Pick every line with "Simulated" from the material below.

_ENTRIES SUPPLIED_:
* * * * * * *
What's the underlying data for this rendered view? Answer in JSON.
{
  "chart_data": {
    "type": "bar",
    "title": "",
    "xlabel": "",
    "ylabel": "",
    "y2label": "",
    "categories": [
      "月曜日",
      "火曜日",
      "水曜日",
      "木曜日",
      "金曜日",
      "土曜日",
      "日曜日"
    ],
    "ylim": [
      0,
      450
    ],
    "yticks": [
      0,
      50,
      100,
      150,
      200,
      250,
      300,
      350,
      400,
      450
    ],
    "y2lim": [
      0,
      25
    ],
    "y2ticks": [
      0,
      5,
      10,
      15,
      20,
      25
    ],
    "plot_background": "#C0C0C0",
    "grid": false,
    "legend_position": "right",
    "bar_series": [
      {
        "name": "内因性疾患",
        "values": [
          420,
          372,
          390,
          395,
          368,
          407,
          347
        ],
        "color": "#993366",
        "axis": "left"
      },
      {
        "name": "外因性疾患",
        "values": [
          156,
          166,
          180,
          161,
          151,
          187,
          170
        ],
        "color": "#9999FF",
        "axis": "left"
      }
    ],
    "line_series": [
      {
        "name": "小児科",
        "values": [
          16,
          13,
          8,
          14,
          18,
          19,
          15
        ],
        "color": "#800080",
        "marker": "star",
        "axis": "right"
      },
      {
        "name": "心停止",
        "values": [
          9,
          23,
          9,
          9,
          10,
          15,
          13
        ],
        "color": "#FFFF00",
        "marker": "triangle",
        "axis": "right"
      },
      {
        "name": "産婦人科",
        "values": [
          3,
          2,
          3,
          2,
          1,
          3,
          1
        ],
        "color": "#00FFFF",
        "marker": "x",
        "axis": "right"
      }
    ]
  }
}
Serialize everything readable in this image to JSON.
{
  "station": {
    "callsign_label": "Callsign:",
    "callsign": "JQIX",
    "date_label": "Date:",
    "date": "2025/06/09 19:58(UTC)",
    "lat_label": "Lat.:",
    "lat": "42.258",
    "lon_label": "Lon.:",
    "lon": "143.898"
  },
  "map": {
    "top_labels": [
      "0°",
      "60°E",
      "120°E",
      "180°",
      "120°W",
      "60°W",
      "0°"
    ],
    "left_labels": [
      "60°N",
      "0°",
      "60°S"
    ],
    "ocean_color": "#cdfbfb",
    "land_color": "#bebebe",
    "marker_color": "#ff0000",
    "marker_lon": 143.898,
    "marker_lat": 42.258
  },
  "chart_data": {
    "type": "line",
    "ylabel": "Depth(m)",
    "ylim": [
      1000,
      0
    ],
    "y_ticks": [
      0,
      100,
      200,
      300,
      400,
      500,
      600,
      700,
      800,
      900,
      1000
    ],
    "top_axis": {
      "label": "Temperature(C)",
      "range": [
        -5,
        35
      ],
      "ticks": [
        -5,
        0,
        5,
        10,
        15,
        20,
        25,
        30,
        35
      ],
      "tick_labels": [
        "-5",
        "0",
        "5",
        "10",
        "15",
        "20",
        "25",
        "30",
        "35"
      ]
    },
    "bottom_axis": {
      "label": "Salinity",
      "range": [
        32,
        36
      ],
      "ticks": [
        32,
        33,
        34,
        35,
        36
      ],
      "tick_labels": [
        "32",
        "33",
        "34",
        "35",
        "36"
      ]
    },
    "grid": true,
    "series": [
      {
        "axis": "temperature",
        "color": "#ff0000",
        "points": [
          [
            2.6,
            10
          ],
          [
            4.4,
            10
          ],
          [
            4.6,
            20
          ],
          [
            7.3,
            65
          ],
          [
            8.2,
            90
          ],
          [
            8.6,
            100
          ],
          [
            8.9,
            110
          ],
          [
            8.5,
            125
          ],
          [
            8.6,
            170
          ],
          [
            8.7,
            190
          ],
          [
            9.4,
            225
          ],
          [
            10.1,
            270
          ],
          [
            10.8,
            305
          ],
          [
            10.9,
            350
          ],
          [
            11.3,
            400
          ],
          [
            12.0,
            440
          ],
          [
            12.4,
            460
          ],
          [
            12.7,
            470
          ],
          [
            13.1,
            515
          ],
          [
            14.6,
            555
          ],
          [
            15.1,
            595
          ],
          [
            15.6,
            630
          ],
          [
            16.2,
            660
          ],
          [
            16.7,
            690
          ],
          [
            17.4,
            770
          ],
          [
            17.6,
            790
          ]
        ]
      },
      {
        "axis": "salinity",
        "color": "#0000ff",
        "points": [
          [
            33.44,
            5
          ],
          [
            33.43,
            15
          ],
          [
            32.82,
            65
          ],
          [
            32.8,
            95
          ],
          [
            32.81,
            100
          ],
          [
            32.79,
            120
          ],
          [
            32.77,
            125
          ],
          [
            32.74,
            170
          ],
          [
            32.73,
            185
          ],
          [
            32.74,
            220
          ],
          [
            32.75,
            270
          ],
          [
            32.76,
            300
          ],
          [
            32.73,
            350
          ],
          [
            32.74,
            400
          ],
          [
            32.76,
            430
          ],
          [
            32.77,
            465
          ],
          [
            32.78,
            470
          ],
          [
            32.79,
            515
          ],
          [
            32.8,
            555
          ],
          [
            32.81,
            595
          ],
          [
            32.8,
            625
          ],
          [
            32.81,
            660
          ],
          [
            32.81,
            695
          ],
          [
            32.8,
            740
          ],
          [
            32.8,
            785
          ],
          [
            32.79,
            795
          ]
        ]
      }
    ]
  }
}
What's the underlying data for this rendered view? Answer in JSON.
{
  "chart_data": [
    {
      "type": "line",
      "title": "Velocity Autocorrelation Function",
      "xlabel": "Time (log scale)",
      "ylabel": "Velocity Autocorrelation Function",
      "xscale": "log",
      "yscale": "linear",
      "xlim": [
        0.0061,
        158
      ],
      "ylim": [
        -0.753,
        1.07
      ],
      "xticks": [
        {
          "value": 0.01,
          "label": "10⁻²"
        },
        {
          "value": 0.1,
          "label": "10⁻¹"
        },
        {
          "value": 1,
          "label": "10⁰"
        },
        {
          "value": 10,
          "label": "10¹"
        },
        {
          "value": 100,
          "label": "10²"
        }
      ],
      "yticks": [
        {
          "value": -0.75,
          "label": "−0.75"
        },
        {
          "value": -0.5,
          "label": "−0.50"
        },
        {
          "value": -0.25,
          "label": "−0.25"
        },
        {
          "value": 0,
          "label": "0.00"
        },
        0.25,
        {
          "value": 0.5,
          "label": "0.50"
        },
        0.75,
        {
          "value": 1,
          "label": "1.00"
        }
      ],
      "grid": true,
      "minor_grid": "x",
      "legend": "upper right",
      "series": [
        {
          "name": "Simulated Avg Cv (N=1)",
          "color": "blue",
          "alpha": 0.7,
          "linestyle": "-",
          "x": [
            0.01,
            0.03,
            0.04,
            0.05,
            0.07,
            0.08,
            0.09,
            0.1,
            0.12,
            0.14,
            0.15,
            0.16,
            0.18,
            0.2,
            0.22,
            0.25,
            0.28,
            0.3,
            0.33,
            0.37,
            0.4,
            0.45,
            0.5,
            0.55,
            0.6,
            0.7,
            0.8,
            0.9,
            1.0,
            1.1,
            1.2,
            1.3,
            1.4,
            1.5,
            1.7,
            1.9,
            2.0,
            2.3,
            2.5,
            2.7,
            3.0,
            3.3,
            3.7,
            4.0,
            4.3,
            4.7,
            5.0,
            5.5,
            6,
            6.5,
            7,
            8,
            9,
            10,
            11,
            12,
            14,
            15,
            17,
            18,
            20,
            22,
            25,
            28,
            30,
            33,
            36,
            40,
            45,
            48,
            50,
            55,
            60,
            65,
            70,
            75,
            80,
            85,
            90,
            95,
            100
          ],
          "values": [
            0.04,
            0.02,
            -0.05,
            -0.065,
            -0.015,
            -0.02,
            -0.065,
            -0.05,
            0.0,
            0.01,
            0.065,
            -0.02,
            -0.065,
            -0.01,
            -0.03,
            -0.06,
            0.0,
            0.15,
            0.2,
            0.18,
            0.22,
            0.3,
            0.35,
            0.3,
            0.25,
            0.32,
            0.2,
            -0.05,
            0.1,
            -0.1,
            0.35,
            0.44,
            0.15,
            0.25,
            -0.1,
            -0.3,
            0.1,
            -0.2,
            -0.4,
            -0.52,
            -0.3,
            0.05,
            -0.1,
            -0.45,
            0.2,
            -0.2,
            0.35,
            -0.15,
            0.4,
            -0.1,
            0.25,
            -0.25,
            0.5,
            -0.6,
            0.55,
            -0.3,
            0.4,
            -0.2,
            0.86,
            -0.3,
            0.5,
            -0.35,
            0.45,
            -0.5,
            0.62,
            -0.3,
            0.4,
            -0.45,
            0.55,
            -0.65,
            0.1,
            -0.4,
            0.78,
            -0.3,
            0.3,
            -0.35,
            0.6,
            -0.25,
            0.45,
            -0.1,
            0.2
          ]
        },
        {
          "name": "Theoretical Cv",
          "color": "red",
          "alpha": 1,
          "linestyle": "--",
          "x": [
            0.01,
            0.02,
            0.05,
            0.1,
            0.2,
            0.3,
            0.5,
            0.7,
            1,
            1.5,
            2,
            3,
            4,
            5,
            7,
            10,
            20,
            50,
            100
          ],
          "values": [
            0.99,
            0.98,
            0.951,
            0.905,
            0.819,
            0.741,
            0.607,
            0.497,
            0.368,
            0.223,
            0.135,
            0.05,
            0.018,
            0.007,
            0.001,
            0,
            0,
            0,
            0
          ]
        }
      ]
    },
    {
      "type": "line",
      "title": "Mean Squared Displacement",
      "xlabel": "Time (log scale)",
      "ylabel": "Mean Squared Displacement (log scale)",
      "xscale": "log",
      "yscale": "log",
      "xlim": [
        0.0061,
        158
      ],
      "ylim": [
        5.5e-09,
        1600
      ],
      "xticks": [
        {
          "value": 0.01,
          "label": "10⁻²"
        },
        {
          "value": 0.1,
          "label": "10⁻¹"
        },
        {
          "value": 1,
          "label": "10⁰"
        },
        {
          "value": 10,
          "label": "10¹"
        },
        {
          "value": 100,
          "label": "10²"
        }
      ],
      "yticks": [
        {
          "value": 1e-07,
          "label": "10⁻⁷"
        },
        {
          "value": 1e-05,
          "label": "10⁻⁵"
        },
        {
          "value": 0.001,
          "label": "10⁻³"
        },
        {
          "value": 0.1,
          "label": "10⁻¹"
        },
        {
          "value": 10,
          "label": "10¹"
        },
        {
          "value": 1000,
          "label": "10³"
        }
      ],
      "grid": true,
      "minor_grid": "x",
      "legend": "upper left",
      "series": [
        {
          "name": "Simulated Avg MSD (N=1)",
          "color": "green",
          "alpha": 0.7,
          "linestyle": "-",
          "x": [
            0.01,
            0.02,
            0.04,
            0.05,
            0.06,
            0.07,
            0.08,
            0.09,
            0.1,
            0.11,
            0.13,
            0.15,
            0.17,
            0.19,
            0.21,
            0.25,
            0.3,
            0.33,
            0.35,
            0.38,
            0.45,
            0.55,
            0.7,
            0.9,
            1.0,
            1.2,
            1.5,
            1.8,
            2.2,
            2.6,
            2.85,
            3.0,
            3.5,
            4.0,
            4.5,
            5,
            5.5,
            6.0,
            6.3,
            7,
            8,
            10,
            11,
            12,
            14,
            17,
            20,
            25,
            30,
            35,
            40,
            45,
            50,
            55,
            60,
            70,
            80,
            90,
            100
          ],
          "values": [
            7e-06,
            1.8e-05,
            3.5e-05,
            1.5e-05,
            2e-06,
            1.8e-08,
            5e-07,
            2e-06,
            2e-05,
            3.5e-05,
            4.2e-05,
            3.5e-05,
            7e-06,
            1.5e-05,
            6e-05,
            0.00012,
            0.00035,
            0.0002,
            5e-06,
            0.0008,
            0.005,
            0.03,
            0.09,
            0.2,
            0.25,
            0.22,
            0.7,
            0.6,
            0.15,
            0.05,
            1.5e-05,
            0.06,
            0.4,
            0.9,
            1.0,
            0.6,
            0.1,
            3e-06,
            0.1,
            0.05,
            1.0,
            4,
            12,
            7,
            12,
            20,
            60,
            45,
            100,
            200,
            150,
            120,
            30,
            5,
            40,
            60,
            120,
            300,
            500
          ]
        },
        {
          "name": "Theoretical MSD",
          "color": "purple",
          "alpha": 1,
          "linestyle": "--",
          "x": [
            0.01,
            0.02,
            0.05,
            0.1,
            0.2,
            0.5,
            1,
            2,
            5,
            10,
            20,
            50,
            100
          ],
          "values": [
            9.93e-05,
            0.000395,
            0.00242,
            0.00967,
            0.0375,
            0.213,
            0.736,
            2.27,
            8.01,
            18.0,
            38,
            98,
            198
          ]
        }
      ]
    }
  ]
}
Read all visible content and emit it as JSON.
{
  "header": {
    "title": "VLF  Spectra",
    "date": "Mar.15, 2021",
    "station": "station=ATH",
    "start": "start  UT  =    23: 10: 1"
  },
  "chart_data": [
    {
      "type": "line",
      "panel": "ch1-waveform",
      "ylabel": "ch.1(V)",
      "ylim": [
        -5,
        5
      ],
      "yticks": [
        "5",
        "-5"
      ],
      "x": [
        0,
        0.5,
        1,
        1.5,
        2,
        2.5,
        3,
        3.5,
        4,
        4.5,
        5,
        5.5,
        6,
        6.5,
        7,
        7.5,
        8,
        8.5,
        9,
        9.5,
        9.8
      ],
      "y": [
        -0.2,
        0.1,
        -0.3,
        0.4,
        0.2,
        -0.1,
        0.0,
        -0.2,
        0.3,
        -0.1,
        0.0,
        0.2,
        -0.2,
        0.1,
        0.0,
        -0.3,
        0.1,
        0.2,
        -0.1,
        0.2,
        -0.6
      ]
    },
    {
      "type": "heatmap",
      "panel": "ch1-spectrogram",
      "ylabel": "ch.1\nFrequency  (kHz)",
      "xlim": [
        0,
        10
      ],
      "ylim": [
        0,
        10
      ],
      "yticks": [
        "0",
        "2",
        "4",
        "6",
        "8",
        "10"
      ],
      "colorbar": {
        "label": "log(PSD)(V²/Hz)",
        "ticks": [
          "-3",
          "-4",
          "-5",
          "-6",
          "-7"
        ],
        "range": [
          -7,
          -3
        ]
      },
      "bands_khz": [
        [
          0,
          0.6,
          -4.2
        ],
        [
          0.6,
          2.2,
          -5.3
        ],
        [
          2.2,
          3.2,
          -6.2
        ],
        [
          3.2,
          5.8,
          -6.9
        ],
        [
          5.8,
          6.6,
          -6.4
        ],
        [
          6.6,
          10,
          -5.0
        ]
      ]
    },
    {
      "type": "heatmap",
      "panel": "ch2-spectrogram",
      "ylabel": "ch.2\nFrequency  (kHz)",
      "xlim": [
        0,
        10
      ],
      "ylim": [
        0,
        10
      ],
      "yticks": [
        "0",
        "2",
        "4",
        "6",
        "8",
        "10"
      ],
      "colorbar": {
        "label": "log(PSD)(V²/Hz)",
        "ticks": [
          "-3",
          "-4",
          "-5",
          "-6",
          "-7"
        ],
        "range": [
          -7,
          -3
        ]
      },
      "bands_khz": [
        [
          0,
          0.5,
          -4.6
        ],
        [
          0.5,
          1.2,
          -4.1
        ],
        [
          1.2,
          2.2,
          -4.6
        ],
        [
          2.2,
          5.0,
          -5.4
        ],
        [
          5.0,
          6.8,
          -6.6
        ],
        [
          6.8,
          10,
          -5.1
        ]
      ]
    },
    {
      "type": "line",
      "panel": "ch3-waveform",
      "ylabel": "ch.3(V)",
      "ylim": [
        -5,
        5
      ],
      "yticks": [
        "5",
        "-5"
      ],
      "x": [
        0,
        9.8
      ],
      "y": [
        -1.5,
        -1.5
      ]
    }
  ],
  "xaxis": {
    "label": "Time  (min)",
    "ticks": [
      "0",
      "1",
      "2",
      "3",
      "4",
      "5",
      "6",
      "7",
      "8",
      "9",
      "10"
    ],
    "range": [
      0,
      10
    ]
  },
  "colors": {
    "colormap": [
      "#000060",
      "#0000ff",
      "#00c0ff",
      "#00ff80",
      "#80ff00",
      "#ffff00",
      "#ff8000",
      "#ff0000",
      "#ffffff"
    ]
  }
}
* * * * * * *
_SOLUTION TO THE PROBLEM_:
          "name": "Simulated Avg Cv (N=1)",
          "name": "Simulated Avg MSD (N=1)",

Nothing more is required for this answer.